■ Task brief ■
Repeat the entire listing exactly.
____________________
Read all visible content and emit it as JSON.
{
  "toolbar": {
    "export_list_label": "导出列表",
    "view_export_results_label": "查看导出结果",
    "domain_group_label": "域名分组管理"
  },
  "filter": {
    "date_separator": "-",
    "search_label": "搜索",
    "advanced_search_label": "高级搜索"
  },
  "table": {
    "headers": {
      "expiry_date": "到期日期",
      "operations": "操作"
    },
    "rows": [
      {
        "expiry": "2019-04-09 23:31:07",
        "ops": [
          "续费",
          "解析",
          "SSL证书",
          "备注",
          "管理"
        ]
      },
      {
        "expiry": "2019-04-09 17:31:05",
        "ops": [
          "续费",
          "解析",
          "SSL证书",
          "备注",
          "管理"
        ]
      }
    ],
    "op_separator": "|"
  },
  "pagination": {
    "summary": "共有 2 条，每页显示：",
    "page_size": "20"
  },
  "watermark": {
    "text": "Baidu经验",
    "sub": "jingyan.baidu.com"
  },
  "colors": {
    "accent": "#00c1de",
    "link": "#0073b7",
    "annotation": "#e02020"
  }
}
____________________
■ Result ■
Read all visible content and emit it as JSON.
{
  "toolbar": {
    "export_list_label": "导出列表",
    "view_export_results_label": "查看导出结果",
    "domain_group_label": "域名分组管理"
  },
  "filter": {
    "date_separator": "-",
    "search_label": "搜索",
    "advanced_search_label": "高级搜索"
  },
  "table": {
    "headers": {
      "expiry_date": "到期日期",
      "operations": "操作"
    },
    "rows": [
      {
        "expiry": "2019-04-09 23:31:07",
        "ops": [
          "续费",
          "解析",
          "SSL证书",
          "备注",
          "管理"
        ]
      },
      {
        "expiry": "2019-04-09 17:31:05",
        "ops": [
          "续费",
          "解析",
          "SSL证书",
          "备注",
          "管理"
        ]
      }
    ],
    "op_separator": "|"
  },
  "pagination": {
    "summary": "共有 2 条，每页显示：",
    "page_size": "20"
  },
  "watermark": {
    "text": "Baidu经验",
    "sub": "jingyan.baidu.com"
  },
  "colors": {
    "accent": "#00c1de",
    "link": "#0073b7",
    "annotation": "#e02020"
  }
}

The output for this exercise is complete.